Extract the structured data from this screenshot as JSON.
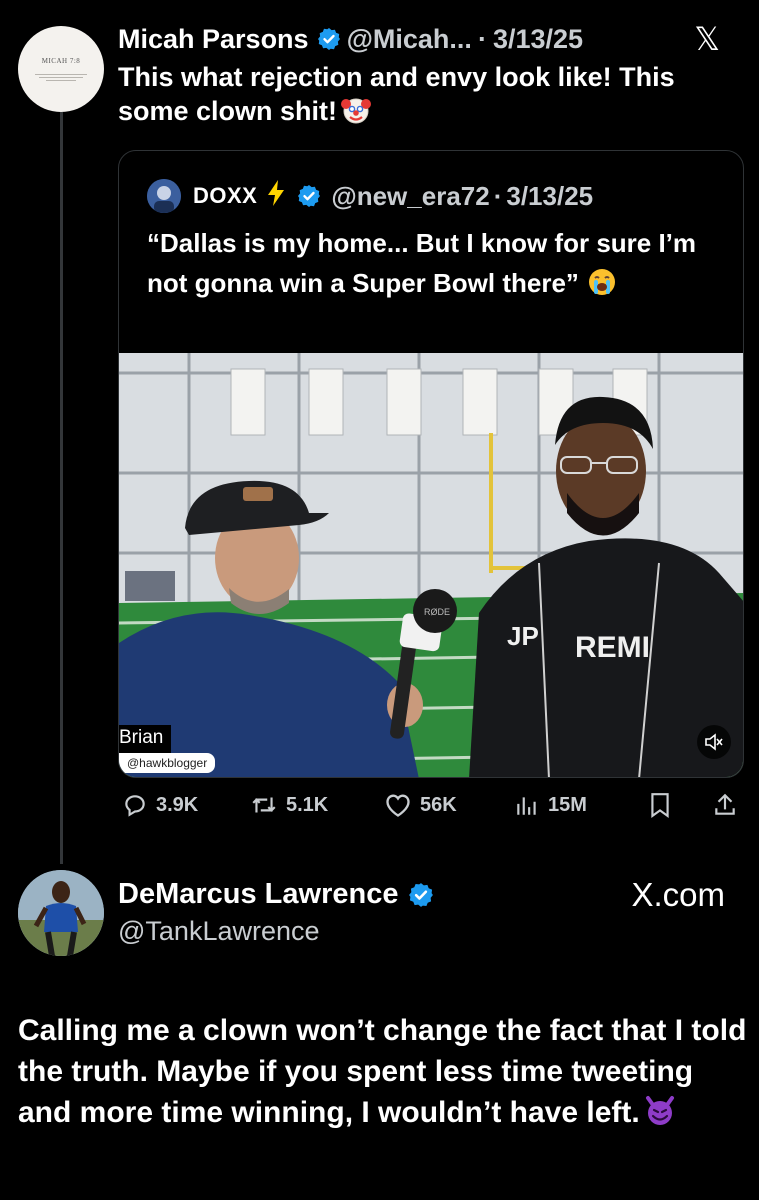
{
  "tweet1": {
    "name": "Micah Parsons",
    "handle": "@Micah...",
    "separator": "·",
    "date": "3/13/25",
    "platform_mark": "𝕏",
    "text": "This what rejection and envy look like! This some clown shit!",
    "emoji": "clown-face-emoji",
    "avatar_text": "MICAH 7:8",
    "quote": {
      "name": "DOXX",
      "handle": "@new_era72",
      "separator": "·",
      "date": "3/13/25",
      "text": "“Dallas is my home... But I know for sure I’m not gonna win a Super Bowl there”",
      "emoji": "crying-face-emoji",
      "video": {
        "name_tag": "Brian",
        "handle_tag": "@hawkblogger",
        "mic_label": "RØDE",
        "hoodie_left": "JP",
        "hoodie_right": "REMI",
        "muted": true
      }
    },
    "stats": {
      "replies": "3.9K",
      "reposts": "5.1K",
      "likes": "56K",
      "views": "15M"
    }
  },
  "tweet2": {
    "name": "DeMarcus Lawrence",
    "handle": "@TankLawrence",
    "source": "X.com",
    "text": "Calling me a clown won’t change the fact that I told the truth. Maybe if you spent less time tweeting and more time winning, I wouldn’t have left.",
    "emoji": "smiling-devil-emoji"
  },
  "colors": {
    "background": "#000000",
    "verified": "#1d9bf0",
    "muted_text": "#c9cdd1",
    "bolt": "#ffd400",
    "field": "#2f8a3c"
  }
}
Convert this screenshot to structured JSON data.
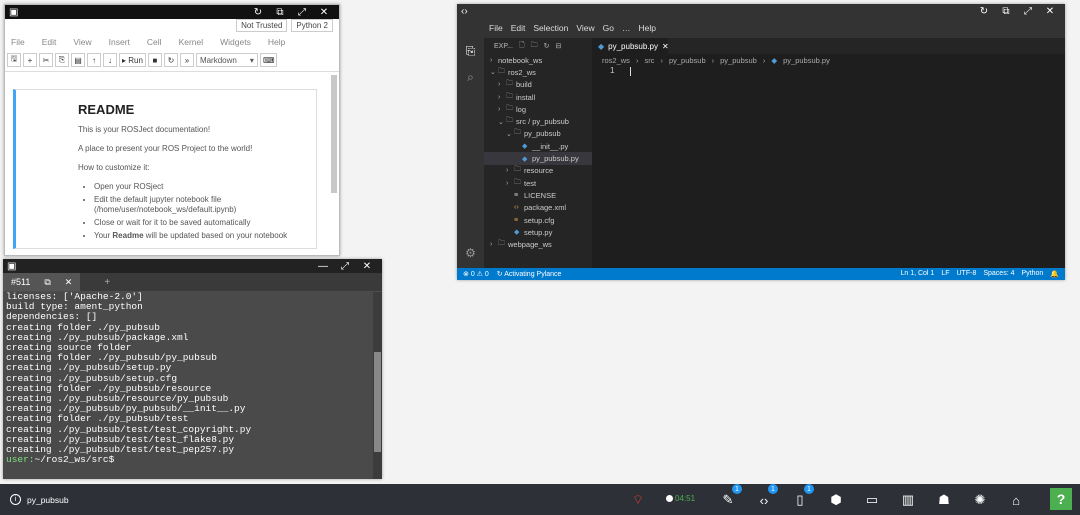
{
  "jupyter": {
    "trust_label": "Not Trusted",
    "kernel_label": "Python 2",
    "menu": [
      "File",
      "Edit",
      "View",
      "Insert",
      "Cell",
      "Kernel",
      "Widgets",
      "Help"
    ],
    "run_label": "Run",
    "cell_type": "Markdown",
    "readme": {
      "title": "README",
      "p1": "This is your ROSJect documentation!",
      "p2": "A place to present your ROS Project to the world!",
      "p3": "How to customize it:",
      "li1": "Open your ROSject",
      "li2": "Edit the default jupyter notebook file (/home/user/notebook_ws/default.ipynb)",
      "li3": "Close or wait for it to be saved automatically",
      "li4_pre": "Your ",
      "li4_bold": "Readme",
      "li4_post": " will be updated based on your notebook"
    }
  },
  "terminal": {
    "tab_label": "#511",
    "lines": [
      "licenses: ['Apache-2.0']",
      "build type: ament_python",
      "dependencies: []",
      "creating folder ./py_pubsub",
      "creating ./py_pubsub/package.xml",
      "creating source folder",
      "creating folder ./py_pubsub/py_pubsub",
      "creating ./py_pubsub/setup.py",
      "creating ./py_pubsub/setup.cfg",
      "creating folder ./py_pubsub/resource",
      "creating ./py_pubsub/resource/py_pubsub",
      "creating ./py_pubsub/py_pubsub/__init__.py",
      "creating folder ./py_pubsub/test",
      "creating ./py_pubsub/test/test_copyright.py",
      "creating ./py_pubsub/test/test_flake8.py",
      "creating ./py_pubsub/test/test_pep257.py"
    ],
    "prompt_user": "user:",
    "prompt_path": "~/ros2_ws/src$"
  },
  "vscode": {
    "menu": [
      "File",
      "Edit",
      "Selection",
      "View",
      "Go",
      "Help"
    ],
    "explorer_label": "EXP...",
    "tree": [
      {
        "label": "notebook_ws",
        "depth": 0,
        "chev": ">",
        "icon": ""
      },
      {
        "label": "ros2_ws",
        "depth": 0,
        "chev": "v",
        "icon": "folder"
      },
      {
        "label": "build",
        "depth": 1,
        "chev": ">",
        "icon": "folder"
      },
      {
        "label": "install",
        "depth": 1,
        "chev": ">",
        "icon": "folder"
      },
      {
        "label": "log",
        "depth": 1,
        "chev": ">",
        "icon": "folder"
      },
      {
        "label": "src / py_pubsub",
        "depth": 1,
        "chev": "v",
        "icon": "folder"
      },
      {
        "label": "py_pubsub",
        "depth": 2,
        "chev": "v",
        "icon": "folder"
      },
      {
        "label": "__init__.py",
        "depth": 3,
        "chev": "",
        "icon": "py"
      },
      {
        "label": "py_pubsub.py",
        "depth": 3,
        "chev": "",
        "icon": "py"
      },
      {
        "label": "resource",
        "depth": 2,
        "chev": ">",
        "icon": "folder"
      },
      {
        "label": "test",
        "depth": 2,
        "chev": ">",
        "icon": "folder"
      },
      {
        "label": "LICENSE",
        "depth": 2,
        "chev": "",
        "icon": "file"
      },
      {
        "label": "package.xml",
        "depth": 2,
        "chev": "",
        "icon": "xml"
      },
      {
        "label": "setup.cfg",
        "depth": 2,
        "chev": "",
        "icon": "cfg"
      },
      {
        "label": "setup.py",
        "depth": 2,
        "chev": "",
        "icon": "py"
      },
      {
        "label": "webpage_ws",
        "depth": 0,
        "chev": ">",
        "icon": "folder"
      }
    ],
    "active_tab": "py_pubsub.py",
    "breadcrumb": [
      "ros2_ws",
      "src",
      "py_pubsub",
      "py_pubsub",
      "py_pubsub.py"
    ],
    "line_number": "1",
    "status": {
      "errors": "0",
      "warnings": "0",
      "activity": "Activating Pylance",
      "position": "Ln 1, Col 1",
      "eol": "LF",
      "encoding": "UTF-8",
      "spaces": "Spaces: 4",
      "language": "Python"
    }
  },
  "taskbar": {
    "project_name": "py_pubsub",
    "timer": "04:51",
    "badges": [
      "1",
      "1",
      "1"
    ],
    "help_label": "?"
  }
}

==*==

* EXERCISE DETAILS
From the entries above, copy each line holding "resource".

* RESULT OF THE TASK
      "creating folder ./py_pubsub/resource",
      "creating ./py_pubsub/resource/py_pubsub",
        "label": "resource",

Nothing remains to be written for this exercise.